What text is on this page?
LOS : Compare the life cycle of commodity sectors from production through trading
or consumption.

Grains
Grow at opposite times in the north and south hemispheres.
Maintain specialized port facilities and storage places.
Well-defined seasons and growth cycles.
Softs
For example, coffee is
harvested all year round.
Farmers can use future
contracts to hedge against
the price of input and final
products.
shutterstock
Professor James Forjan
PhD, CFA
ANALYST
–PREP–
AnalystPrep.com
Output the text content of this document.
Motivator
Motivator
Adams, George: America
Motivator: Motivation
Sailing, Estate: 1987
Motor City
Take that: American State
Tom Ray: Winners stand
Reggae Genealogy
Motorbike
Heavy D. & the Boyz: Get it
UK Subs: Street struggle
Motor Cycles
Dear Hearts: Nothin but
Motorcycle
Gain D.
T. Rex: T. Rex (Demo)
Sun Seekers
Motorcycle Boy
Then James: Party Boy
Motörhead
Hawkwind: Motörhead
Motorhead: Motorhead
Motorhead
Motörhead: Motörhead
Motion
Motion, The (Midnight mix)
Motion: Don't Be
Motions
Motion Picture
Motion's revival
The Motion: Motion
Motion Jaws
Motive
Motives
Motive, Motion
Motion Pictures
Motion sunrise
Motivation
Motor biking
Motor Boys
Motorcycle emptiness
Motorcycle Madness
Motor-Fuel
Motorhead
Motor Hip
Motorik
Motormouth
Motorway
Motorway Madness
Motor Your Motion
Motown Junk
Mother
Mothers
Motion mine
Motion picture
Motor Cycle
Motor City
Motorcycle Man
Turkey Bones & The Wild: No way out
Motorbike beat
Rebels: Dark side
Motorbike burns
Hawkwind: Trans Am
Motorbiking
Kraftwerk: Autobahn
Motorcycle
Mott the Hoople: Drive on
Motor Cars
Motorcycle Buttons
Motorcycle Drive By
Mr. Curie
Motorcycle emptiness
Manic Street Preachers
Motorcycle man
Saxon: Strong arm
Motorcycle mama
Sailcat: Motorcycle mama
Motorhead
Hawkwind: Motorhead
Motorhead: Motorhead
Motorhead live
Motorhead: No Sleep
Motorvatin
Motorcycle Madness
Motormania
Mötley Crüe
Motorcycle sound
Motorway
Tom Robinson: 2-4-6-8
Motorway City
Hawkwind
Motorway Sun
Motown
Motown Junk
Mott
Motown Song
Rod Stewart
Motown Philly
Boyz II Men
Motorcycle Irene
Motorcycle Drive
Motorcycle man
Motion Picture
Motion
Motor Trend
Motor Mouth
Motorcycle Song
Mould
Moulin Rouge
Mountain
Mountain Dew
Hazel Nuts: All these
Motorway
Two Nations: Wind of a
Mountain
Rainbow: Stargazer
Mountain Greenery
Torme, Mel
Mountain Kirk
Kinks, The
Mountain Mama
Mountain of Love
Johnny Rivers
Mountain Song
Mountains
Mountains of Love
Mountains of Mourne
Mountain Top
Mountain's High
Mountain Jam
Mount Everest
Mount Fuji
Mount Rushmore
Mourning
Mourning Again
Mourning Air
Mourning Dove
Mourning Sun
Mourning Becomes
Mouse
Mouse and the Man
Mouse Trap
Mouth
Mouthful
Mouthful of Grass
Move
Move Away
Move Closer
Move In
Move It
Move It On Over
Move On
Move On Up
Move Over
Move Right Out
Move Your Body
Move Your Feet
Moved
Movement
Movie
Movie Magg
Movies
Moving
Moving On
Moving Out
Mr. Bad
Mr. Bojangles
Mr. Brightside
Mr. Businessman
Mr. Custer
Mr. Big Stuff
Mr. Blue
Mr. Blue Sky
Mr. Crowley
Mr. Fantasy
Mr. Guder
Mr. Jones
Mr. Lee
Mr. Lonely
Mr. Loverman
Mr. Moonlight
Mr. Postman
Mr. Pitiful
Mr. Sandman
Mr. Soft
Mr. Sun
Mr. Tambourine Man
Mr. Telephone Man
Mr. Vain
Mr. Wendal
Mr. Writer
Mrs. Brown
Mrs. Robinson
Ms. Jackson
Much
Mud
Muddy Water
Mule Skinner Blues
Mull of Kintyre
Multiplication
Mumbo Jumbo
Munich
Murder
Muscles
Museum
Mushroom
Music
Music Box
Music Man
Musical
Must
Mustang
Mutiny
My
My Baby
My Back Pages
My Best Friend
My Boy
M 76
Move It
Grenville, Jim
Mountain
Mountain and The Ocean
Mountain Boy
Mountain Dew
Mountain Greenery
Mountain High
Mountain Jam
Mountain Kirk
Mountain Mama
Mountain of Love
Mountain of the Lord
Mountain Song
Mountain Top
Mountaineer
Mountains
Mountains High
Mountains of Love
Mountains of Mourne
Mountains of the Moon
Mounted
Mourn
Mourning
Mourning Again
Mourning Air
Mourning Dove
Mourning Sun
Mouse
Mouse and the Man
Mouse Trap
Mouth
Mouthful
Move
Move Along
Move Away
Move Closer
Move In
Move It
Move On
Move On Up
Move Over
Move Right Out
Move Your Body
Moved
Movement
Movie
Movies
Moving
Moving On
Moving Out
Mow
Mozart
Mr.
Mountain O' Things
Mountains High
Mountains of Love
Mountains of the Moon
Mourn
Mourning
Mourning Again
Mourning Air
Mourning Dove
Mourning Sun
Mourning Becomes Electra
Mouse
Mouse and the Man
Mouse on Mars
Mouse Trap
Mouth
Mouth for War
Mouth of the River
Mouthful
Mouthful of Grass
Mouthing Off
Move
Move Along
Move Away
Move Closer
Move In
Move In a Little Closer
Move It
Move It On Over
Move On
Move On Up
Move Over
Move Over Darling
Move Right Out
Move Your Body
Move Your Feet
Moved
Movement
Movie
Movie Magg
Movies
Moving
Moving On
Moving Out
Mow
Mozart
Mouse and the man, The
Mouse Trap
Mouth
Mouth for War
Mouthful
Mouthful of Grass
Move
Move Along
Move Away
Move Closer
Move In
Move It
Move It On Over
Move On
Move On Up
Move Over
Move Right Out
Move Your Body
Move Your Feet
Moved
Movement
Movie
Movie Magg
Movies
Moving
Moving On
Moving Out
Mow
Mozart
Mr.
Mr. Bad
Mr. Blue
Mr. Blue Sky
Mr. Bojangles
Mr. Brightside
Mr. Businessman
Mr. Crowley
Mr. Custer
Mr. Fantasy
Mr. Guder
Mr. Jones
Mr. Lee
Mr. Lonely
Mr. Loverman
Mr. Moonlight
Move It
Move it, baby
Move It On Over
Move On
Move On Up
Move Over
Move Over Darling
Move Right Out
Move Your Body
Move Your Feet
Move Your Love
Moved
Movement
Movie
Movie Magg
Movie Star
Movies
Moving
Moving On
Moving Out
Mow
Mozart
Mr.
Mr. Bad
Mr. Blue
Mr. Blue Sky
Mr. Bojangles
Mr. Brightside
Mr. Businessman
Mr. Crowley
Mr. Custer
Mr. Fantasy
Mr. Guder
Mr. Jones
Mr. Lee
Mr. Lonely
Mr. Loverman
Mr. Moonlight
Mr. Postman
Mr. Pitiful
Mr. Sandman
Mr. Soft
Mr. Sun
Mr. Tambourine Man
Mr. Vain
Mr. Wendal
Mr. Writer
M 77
......
→ Aim of the exercise:
Output the full listing without altering anything.

→ Response:
What text is on this page?
LOS : Compare the life cycle of commodity sectors from production through trading
or consumption.

Grains
Grow at opposite times in the north and south hemispheres.
Maintain specialized port facilities and storage places.
Well-defined seasons and growth cycles.
Softs
For example, coffee is
harvested all year round.
Farmers can use future
contracts to hedge against
the price of input and final
products.
shutterstock
Professor James Forjan
PhD, CFA
ANALYST
–PREP–
AnalystPrep.com
Output the text content of this document.
Motivator
Motivator
Adams, George: America
Motivator: Motivation
Sailing, Estate: 1987
Motor City
Take that: American State
Tom Ray: Winners stand
Reggae Genealogy
Motorbike
Heavy D. & the Boyz: Get it
UK Subs: Street struggle
Motor Cycles
Dear Hearts: Nothin but
Motorcycle
Gain D.
T. Rex: T. Rex (Demo)
Sun Seekers
Motorcycle Boy
Then James: Party Boy
Motörhead
Hawkwind: Motörhead
Motorhead: Motorhead
Motorhead
Motörhead: Motörhead
Motion
Motion, The (Midnight mix)
Motion: Don't Be
Motions
Motion Picture
Motion's revival
The Motion: Motion
Motion Jaws
Motive
Motives
Motive, Motion
Motion Pictures
Motion sunrise
Motivation
Motor biking
Motor Boys
Motorcycle emptiness
Motorcycle Madness
Motor-Fuel
Motorhead
Motor Hip
Motorik
Motormouth
Motorway
Motorway Madness
Motor Your Motion
Motown Junk
Mother
Mothers
Motion mine
Motion picture
Motor Cycle
Motor City
Motorcycle Man
Turkey Bones & The Wild: No way out
Motorbike beat
Rebels: Dark side
Motorbike burns
Hawkwind: Trans Am
Motorbiking
Kraftwerk: Autobahn
Motorcycle
Mott the Hoople: Drive on
Motor Cars
Motorcycle Buttons
Motorcycle Drive By
Mr. Curie
Motorcycle emptiness
Manic Street Preachers
Motorcycle man
Saxon: Strong arm
Motorcycle mama
Sailcat: Motorcycle mama
Motorhead
Hawkwind: Motorhead
Motorhead: Motorhead
Motorhead live
Motorhead: No Sleep
Motorvatin
Motorcycle Madness
Motormania
Mötley Crüe
Motorcycle sound
Motorway
Tom Robinson: 2-4-6-8
Motorway City
Hawkwind
Motorway Sun
Motown
Motown Junk
Mott
Motown Song
Rod Stewart
Motown Philly
Boyz II Men
Motorcycle Irene
Motorcycle Drive
Motorcycle man
Motion Picture
Motion
Motor Trend
Motor Mouth
Motorcycle Song
Mould
Moulin Rouge
Mountain
Mountain Dew
Hazel Nuts: All these
Motorway
Two Nations: Wind of a
Mountain
Rainbow: Stargazer
Mountain Greenery
Torme, Mel
Mountain Kirk
Kinks, The
Mountain Mama
Mountain of Love
Johnny Rivers
Mountain Song
Mountains
Mountains of Love
Mountains of Mourne
Mountain Top
Mountain's High
Mountain Jam
Mount Everest
Mount Fuji
Mount Rushmore
Mourning
Mourning Again
Mourning Air
Mourning Dove
Mourning Sun
Mourning Becomes
Mouse
Mouse and the Man
Mouse Trap
Mouth
Mouthful
Mouthful of Grass
Move
Move Away
Move Closer
Move In
Move It
Move It On Over
Move On
Move On Up
Move Over
Move Right Out
Move Your Body
Move Your Feet
Moved
Movement
Movie
Movie Magg
Movies
Moving
Moving On
Moving Out
Mr. Bad
Mr. Bojangles
Mr. Brightside
Mr. Businessman
Mr. Custer
Mr. Big Stuff
Mr. Blue
Mr. Blue Sky
Mr. Crowley
Mr. Fantasy
Mr. Guder
Mr. Jones
Mr. Lee
Mr. Lonely
Mr. Loverman
Mr. Moonlight
Mr. Postman
Mr. Pitiful
Mr. Sandman
Mr. Soft
Mr. Sun
Mr. Tambourine Man
Mr. Telephone Man
Mr. Vain
Mr. Wendal
Mr. Writer
Mrs. Brown
Mrs. Robinson
Ms. Jackson
Much
Mud
Muddy Water
Mule Skinner Blues
Mull of Kintyre
Multiplication
Mumbo Jumbo
Munich
Murder
Muscles
Museum
Mushroom
Music
Music Box
Music Man
Musical
Must
Mustang
Mutiny
My
My Baby
My Back Pages
My Best Friend
My Boy
M 76
Move It
Grenville, Jim
Mountain
Mountain and The Ocean
Mountain Boy
Mountain Dew
Mountain Greenery
Mountain High
Mountain Jam
Mountain Kirk
Mountain Mama
Mountain of Love
Mountain of the Lord
Mountain Song
Mountain Top
Mountaineer
Mountains
Mountains High
Mountains of Love
Mountains of Mourne
Mountains of the Moon
Mounted
Mourn
Mourning
Mourning Again
Mourning Air
Mourning Dove
Mourning Sun
Mouse
Mouse and the Man
Mouse Trap
Mouth
Mouthful
Move
Move Along
Move Away
Move Closer
Move In
Move It
Move On
Move On Up
Move Over
Move Right Out
Move Your Body
Moved
Movement
Movie
Movies
Moving
Moving On
Moving Out
Mow
Mozart
Mr.
Mountain O' Things
Mountains High
Mountains of Love
Mountains of the Moon
Mourn
Mourning
Mourning Again
Mourning Air
Mourning Dove
Mourning Sun
Mourning Becomes Electra
Mouse
Mouse and the Man
Mouse on Mars
Mouse Trap
Mouth
Mouth for War
Mouth of the River
Mouthful
Mouthful of Grass
Mouthing Off
Move
Move Along
Move Away
Move Closer
Move In
Move In a Little Closer
Move It
Move It On Over
Move On
Move On Up
Move Over
Move Over Darling
Move Right Out
Move Your Body
Move Your Feet
Moved
Movement
Movie
Movie Magg
Movies
Moving
Moving On
Moving Out
Mow
Mozart
Mouse and the man, The
Mouse Trap
Mouth
Mouth for War
Mouthful
Mouthful of Grass
Move
Move Along
Move Away
Move Closer
Move In
Move It
Move It On Over
Move On
Move On Up
Move Over
Move Right Out
Move Your Body
Move Your Feet
Moved
Movement
Movie
Movie Magg
Movies
Moving
Moving On
Moving Out
Mow
Mozart
Mr.
Mr. Bad
Mr. Blue
Mr. Blue Sky
Mr. Bojangles
Mr. Brightside
Mr. Businessman
Mr. Crowley
Mr. Custer
Mr. Fantasy
Mr. Guder
Mr. Jones
Mr. Lee
Mr. Lonely
Mr. Loverman
Mr. Moonlight
Move It
Move it, baby
Move It On Over
Move On
Move On Up
Move Over
Move Over Darling
Move Right Out
Move Your Body
Move Your Feet
Move Your Love
Moved
Movement
Movie
Movie Magg
Movie Star
Movies
Moving
Moving On
Moving Out
Mow
Mozart
Mr.
Mr. Bad
Mr. Blue
Mr. Blue Sky
Mr. Bojangles
Mr. Brightside
Mr. Businessman
Mr. Crowley
Mr. Custer
Mr. Fantasy
Mr. Guder
Mr. Jones
Mr. Lee
Mr. Lonely
Mr. Loverman
Mr. Moonlight
Mr. Postman
Mr. Pitiful
Mr. Sandman
Mr. Soft
Mr. Sun
Mr. Tambourine Man
Mr. Vain
Mr. Wendal
Mr. Writer
M 77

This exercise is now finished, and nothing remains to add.